_WHAT TO WORK ON_. Pick out the lines below that contain the string "code" and copy them all.

— start —

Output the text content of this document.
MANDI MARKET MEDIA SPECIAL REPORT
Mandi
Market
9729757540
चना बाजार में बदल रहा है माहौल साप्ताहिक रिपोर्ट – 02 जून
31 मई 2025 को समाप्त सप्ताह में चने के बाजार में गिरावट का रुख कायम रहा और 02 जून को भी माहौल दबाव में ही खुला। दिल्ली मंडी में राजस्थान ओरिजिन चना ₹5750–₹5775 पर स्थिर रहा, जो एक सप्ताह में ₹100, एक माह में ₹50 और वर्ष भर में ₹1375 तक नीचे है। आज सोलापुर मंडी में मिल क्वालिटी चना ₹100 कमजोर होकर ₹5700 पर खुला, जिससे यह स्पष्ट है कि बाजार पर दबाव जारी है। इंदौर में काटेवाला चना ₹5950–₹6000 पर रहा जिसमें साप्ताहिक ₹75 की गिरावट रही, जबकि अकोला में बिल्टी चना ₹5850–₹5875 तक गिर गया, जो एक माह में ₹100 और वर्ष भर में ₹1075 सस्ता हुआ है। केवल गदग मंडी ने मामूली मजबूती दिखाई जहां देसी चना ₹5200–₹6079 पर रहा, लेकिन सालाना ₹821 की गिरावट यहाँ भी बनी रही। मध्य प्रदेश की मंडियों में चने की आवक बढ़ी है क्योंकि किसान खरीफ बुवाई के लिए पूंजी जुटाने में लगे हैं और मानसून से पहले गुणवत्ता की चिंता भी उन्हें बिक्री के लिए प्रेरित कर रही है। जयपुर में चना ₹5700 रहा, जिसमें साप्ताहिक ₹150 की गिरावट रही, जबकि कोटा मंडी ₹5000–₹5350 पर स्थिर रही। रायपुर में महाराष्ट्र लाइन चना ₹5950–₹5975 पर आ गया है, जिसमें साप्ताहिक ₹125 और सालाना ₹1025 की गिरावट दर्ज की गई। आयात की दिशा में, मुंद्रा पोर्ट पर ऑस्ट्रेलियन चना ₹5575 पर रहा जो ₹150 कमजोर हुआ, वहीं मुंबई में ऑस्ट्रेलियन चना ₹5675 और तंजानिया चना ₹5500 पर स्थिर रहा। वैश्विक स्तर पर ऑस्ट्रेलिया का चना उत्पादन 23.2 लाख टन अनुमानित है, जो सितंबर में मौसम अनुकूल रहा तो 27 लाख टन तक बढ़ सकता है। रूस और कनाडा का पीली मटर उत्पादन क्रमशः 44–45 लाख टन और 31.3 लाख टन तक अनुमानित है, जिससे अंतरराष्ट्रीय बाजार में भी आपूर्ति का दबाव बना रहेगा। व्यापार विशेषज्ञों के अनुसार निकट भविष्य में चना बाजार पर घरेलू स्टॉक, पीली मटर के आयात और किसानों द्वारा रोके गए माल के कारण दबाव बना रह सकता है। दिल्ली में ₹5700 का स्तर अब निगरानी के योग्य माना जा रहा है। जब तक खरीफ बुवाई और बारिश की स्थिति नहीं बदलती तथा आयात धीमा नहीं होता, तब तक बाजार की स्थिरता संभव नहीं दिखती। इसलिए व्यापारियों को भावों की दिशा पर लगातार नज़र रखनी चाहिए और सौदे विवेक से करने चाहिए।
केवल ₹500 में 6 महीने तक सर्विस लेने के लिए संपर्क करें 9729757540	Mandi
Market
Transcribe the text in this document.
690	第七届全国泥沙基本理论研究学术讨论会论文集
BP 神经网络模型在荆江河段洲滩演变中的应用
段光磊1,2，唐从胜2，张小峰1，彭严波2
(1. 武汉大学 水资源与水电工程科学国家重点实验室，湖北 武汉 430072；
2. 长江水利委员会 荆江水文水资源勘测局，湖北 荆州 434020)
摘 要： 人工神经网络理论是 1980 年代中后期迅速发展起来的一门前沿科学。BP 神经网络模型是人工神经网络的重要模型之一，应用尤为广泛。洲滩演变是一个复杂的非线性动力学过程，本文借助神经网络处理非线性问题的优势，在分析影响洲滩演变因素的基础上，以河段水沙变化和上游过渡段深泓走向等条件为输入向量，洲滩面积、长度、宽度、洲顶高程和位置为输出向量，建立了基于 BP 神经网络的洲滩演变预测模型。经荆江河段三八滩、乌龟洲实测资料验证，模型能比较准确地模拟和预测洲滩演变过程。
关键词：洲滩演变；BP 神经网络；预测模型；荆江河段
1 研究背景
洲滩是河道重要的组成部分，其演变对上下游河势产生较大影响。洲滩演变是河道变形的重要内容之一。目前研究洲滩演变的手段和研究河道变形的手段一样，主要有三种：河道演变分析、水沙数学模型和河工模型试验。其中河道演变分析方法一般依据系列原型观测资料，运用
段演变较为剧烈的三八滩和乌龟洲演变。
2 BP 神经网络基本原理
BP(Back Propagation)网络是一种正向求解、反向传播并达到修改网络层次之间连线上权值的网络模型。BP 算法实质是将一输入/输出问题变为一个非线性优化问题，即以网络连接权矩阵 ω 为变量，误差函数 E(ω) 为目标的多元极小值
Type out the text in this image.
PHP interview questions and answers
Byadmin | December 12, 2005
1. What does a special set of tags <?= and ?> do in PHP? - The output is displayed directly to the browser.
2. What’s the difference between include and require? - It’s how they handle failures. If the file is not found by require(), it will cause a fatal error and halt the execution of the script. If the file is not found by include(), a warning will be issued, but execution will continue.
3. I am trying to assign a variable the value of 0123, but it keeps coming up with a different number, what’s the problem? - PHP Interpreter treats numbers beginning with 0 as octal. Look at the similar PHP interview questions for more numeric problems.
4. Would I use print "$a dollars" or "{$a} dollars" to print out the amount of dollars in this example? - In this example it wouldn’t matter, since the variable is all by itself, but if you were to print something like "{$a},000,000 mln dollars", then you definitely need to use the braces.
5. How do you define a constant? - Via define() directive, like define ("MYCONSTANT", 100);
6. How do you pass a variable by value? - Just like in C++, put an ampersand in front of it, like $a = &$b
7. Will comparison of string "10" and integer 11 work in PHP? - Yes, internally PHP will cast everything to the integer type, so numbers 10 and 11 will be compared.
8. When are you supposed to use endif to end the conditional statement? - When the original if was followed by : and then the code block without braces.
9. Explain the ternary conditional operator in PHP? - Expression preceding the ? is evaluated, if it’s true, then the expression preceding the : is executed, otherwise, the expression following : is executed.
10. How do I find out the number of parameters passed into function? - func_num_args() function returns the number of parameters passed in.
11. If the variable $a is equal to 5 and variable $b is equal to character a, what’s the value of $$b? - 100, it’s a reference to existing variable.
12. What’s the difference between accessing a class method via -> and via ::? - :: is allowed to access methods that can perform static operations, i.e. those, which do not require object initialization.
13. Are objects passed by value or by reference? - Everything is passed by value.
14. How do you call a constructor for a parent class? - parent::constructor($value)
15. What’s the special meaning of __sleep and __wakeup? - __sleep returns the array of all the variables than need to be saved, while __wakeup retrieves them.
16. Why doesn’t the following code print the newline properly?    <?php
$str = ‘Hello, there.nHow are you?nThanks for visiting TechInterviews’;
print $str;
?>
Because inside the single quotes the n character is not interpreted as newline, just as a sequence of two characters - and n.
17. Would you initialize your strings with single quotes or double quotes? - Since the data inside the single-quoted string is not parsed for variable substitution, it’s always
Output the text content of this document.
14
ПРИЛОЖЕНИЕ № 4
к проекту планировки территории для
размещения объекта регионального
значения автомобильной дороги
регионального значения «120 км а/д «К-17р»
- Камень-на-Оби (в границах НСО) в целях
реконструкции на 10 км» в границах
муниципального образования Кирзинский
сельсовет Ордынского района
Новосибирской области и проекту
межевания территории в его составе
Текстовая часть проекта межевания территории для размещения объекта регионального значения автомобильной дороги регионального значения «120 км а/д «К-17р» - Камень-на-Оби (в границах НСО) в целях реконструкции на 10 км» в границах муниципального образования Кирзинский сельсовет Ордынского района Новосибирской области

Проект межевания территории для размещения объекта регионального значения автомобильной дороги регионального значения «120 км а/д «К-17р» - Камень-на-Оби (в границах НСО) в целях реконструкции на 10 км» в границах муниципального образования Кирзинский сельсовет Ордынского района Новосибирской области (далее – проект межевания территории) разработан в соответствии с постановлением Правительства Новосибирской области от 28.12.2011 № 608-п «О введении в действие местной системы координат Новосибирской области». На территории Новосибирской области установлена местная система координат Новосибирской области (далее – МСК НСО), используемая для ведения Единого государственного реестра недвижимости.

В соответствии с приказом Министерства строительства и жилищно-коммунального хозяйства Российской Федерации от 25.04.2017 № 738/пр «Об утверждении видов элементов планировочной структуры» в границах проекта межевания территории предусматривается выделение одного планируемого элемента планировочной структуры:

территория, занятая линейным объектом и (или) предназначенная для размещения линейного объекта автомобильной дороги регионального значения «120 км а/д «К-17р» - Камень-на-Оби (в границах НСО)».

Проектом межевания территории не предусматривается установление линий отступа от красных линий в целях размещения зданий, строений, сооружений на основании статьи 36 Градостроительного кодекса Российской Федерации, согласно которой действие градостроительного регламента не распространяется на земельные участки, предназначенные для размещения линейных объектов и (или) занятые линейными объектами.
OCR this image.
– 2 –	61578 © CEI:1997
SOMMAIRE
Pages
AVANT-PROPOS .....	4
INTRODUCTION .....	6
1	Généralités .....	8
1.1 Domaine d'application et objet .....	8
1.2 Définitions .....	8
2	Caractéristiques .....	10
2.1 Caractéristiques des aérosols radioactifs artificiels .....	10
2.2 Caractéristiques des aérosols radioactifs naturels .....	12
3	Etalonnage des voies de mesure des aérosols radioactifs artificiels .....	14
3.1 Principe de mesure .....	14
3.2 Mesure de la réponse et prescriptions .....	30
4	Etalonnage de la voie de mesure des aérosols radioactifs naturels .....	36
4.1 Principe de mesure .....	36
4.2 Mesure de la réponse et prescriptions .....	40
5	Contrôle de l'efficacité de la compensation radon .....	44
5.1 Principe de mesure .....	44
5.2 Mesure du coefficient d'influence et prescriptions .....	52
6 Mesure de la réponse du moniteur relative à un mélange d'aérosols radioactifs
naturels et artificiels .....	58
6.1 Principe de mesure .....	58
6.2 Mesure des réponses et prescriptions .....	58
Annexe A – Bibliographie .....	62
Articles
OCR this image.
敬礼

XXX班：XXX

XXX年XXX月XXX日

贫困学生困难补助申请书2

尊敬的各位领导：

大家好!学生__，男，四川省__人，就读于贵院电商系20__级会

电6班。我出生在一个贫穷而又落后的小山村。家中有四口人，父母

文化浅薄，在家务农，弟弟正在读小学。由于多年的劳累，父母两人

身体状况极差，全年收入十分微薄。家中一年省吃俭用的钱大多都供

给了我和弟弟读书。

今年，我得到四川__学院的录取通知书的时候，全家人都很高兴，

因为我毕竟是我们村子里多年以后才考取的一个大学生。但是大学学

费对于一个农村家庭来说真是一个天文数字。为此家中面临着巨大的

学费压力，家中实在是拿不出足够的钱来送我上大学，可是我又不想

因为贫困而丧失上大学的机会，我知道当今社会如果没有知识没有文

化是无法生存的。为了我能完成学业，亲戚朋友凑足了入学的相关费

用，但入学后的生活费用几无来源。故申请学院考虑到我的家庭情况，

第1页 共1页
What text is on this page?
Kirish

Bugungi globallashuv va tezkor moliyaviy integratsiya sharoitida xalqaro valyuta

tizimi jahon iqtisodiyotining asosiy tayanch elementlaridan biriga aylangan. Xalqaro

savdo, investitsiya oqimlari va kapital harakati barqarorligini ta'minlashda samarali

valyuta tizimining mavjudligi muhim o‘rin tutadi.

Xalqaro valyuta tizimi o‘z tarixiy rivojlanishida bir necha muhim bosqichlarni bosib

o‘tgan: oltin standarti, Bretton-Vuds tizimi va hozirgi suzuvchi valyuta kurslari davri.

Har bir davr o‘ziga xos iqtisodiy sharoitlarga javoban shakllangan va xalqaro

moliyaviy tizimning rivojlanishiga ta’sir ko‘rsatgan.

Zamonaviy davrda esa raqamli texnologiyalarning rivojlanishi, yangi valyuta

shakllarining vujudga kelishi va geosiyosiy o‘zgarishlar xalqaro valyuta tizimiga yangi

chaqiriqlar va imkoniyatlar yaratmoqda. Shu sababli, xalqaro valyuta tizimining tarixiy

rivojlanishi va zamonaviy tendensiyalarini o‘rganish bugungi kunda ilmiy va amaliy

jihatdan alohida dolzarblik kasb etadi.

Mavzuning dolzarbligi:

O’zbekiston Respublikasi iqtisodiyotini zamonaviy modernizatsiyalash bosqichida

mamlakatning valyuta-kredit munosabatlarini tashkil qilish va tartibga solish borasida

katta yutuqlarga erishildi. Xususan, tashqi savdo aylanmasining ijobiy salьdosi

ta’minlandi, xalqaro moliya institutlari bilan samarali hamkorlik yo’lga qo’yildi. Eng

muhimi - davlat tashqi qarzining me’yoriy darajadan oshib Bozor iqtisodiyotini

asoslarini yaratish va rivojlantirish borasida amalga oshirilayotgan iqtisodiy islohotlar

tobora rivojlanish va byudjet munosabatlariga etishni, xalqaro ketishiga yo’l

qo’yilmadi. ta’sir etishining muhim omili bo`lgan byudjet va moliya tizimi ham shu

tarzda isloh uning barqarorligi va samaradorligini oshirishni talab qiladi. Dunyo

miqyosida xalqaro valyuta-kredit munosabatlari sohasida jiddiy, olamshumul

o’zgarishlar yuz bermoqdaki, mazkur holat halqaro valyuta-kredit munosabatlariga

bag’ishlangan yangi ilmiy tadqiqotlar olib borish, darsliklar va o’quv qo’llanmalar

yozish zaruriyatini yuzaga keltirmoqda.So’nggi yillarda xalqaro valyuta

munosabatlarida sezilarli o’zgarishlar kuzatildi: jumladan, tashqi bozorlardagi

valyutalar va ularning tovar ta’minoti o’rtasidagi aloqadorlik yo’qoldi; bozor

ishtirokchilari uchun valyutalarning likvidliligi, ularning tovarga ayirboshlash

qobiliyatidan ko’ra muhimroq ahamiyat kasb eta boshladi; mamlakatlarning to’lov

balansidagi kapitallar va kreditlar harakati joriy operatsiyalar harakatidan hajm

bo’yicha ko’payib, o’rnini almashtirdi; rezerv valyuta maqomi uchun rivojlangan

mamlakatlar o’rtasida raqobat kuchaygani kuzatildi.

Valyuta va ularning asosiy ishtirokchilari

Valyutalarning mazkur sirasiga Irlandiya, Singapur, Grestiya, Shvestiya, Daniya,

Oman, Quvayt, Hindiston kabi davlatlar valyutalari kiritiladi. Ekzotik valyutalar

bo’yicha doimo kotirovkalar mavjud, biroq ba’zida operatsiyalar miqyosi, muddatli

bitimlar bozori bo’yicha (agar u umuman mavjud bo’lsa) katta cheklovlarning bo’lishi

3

— end —

_RESULT BELOW_.
8. When are you supposed to use endif to end the conditional statement? - When the original if was followed by : and then the code block without braces.
16. Why doesn’t the following code print the newline properly?    <?php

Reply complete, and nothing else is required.